● Written problem: Filter the records below and copy every line containing the word "Time".

● Extracted records:
— BEGIN —

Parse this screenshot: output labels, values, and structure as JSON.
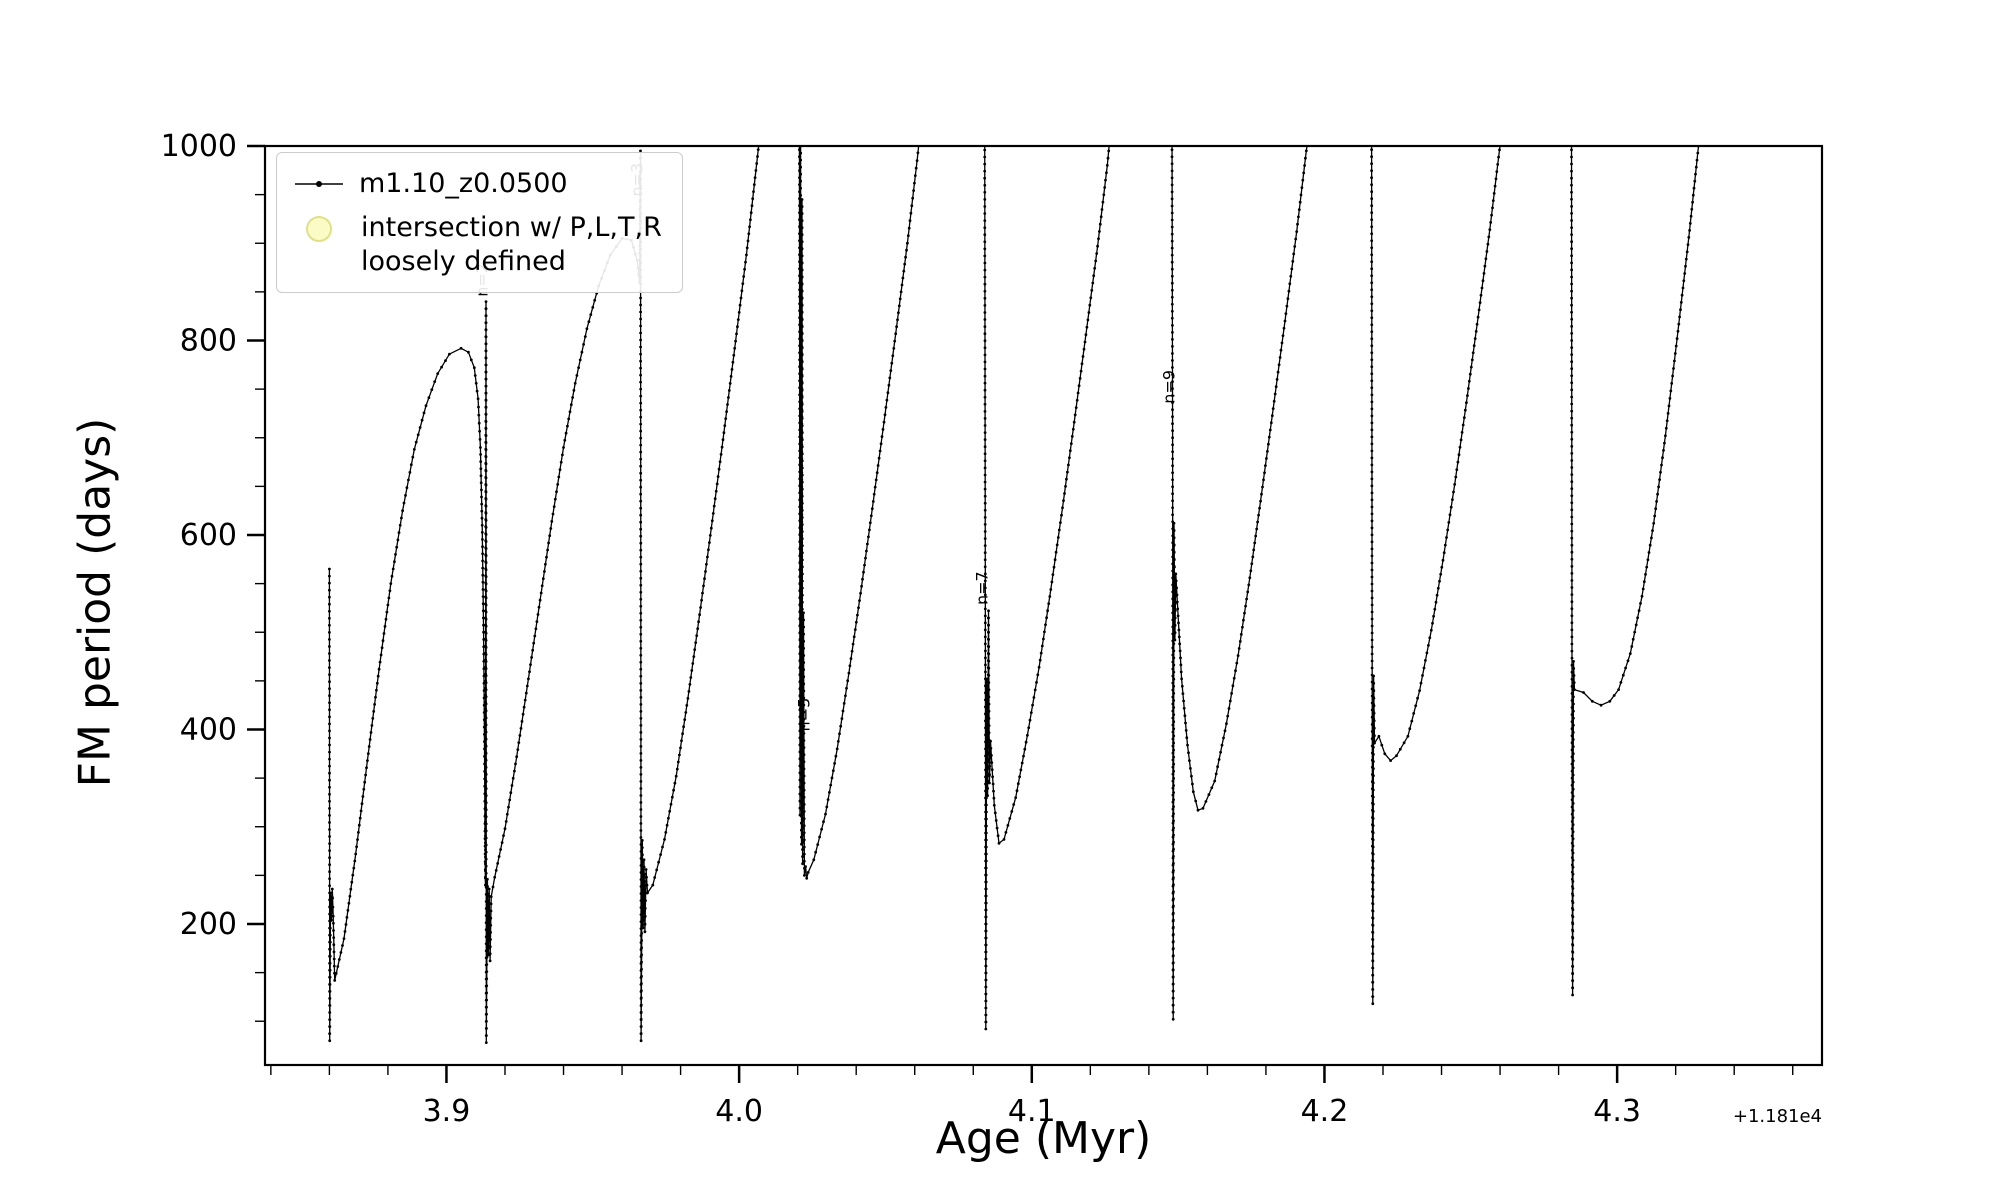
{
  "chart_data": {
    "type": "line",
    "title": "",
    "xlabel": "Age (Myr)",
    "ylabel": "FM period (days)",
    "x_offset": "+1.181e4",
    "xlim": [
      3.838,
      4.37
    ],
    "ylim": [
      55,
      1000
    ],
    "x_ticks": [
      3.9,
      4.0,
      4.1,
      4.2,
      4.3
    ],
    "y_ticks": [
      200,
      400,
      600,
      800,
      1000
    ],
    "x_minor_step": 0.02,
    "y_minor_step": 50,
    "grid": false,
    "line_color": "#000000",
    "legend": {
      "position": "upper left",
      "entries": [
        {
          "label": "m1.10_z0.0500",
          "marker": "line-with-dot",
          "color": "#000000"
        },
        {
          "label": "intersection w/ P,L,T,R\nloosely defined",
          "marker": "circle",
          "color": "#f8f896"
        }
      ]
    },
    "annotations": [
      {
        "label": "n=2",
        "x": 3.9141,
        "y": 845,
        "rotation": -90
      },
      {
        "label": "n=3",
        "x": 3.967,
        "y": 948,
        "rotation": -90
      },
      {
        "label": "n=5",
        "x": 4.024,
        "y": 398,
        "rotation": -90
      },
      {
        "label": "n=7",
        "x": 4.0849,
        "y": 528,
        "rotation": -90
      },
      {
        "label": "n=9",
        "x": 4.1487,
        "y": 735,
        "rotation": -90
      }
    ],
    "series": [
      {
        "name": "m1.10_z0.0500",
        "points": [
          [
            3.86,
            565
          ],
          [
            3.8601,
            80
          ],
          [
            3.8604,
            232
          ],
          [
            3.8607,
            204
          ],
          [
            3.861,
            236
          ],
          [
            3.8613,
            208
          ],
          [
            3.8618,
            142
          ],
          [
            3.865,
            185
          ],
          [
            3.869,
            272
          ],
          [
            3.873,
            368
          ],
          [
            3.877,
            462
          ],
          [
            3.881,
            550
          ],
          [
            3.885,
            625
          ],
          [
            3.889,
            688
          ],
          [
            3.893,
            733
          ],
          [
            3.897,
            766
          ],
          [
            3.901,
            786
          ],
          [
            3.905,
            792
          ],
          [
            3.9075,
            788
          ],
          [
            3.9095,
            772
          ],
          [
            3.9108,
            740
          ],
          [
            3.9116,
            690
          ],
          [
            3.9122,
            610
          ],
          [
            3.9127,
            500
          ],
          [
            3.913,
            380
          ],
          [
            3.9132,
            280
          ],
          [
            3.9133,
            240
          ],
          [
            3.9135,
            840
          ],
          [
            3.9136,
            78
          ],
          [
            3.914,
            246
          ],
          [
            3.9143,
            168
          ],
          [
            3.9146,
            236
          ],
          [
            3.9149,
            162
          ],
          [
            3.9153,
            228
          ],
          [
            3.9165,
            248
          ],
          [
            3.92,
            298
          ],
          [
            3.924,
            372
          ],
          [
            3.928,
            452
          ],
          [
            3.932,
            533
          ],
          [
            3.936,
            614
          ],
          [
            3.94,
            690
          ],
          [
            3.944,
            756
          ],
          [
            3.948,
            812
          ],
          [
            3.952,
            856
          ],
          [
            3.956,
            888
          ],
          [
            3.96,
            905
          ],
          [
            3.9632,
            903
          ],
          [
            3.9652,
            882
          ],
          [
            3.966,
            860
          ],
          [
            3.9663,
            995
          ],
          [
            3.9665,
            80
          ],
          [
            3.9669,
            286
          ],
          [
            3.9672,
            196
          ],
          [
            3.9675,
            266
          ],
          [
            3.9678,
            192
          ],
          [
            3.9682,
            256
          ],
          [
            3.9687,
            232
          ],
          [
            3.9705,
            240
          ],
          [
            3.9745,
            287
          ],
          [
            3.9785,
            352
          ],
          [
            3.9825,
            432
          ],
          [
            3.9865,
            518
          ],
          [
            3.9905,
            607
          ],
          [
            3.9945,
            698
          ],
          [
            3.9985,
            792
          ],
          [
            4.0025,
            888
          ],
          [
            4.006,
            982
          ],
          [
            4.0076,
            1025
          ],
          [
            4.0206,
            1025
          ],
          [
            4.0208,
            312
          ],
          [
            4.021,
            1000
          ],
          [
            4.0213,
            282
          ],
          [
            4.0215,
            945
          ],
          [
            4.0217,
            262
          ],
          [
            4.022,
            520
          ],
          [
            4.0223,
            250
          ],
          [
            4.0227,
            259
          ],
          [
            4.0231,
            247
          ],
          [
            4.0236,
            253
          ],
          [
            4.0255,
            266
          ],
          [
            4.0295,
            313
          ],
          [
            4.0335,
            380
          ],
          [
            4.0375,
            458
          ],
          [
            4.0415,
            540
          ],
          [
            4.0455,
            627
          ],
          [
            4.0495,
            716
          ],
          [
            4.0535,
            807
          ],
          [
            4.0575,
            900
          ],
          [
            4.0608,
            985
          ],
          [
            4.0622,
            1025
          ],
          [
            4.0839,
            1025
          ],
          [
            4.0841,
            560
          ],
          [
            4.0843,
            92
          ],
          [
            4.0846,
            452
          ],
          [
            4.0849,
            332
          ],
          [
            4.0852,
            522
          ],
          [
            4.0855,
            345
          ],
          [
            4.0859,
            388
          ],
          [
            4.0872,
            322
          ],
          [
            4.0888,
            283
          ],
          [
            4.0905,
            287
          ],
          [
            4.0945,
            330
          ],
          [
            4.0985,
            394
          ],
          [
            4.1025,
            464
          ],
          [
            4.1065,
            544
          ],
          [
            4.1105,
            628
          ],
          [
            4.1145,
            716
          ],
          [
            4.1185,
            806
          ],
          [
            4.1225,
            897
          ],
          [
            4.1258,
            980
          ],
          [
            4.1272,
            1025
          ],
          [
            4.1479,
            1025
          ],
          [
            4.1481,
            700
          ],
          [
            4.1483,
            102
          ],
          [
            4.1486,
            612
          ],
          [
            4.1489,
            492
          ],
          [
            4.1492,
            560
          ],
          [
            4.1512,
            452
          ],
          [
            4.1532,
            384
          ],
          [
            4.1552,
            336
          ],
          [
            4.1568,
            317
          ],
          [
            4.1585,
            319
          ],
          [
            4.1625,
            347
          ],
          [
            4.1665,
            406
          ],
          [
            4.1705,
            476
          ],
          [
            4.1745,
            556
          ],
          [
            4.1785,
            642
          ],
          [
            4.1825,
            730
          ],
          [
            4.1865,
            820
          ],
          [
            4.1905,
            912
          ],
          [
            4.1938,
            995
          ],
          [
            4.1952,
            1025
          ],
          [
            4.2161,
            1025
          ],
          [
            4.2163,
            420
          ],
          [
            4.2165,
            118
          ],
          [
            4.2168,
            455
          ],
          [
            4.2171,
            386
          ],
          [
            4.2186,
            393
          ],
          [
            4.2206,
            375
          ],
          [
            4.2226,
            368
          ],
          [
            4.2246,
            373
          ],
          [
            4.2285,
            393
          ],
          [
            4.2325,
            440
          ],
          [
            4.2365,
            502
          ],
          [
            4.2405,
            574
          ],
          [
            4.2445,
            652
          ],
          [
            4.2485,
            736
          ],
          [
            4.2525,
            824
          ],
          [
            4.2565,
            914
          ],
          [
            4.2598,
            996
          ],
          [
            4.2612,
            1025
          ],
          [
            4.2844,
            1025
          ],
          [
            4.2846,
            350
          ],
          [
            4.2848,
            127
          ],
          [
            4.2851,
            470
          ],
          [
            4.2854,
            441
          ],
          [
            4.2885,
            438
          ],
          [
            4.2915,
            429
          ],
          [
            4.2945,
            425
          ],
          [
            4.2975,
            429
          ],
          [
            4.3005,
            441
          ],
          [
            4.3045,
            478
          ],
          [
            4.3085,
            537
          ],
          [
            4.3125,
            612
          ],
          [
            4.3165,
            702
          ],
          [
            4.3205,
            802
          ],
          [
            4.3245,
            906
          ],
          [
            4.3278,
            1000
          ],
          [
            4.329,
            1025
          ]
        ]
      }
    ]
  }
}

— END —
— BEGIN —

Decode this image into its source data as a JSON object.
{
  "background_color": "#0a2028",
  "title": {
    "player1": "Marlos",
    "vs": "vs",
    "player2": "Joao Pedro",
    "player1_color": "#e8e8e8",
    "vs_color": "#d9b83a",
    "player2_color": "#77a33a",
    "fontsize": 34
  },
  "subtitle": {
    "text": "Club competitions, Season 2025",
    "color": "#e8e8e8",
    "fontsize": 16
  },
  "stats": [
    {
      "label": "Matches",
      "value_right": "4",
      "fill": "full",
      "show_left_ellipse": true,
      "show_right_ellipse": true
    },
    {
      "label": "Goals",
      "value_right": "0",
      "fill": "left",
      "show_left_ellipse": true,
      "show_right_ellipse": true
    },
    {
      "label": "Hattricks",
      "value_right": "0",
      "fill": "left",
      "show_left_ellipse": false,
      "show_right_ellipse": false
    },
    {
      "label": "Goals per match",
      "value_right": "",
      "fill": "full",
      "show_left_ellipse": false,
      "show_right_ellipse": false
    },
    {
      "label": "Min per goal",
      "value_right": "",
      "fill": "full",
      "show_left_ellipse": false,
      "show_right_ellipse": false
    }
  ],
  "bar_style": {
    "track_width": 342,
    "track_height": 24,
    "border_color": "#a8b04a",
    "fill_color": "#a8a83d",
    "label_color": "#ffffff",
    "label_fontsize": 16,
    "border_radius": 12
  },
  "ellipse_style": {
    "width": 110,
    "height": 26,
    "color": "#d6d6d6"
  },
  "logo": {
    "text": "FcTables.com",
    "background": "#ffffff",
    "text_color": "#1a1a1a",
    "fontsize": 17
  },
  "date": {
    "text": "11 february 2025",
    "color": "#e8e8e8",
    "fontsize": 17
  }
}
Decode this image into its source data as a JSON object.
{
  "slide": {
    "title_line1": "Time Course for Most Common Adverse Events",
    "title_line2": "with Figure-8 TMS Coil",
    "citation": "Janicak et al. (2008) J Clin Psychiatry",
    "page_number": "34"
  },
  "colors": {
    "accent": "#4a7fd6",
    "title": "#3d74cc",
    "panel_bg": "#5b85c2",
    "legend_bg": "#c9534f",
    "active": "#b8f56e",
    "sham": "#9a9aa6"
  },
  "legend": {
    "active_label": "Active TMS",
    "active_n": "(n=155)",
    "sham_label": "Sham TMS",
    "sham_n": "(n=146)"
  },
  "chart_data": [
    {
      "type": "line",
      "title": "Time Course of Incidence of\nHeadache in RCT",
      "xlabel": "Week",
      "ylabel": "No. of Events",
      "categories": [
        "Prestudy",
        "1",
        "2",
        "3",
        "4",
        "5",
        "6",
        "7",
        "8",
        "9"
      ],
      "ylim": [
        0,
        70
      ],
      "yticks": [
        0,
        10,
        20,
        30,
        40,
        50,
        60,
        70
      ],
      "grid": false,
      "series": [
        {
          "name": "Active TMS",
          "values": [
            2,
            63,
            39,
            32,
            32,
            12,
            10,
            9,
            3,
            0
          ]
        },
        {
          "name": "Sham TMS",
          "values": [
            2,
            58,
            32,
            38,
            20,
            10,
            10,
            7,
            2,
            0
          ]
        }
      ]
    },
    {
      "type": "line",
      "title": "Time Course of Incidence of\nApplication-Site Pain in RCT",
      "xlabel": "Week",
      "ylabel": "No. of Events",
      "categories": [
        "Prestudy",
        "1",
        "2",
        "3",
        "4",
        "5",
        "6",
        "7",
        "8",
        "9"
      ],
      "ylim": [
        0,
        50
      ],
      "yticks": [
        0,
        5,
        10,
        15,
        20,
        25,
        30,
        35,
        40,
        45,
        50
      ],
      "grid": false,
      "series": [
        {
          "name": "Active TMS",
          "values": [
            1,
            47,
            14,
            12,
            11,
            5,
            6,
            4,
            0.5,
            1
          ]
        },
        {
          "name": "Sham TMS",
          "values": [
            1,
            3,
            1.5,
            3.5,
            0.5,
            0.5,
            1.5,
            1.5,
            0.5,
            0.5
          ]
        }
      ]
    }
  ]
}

— END —

● Solution for this task:
    "title_line1": "Time Course for Most Common Adverse Events",
      "title": "Time Course of Incidence of\nHeadache in RCT",
      "title": "Time Course of Incidence of\nApplication-Site Pain in RCT",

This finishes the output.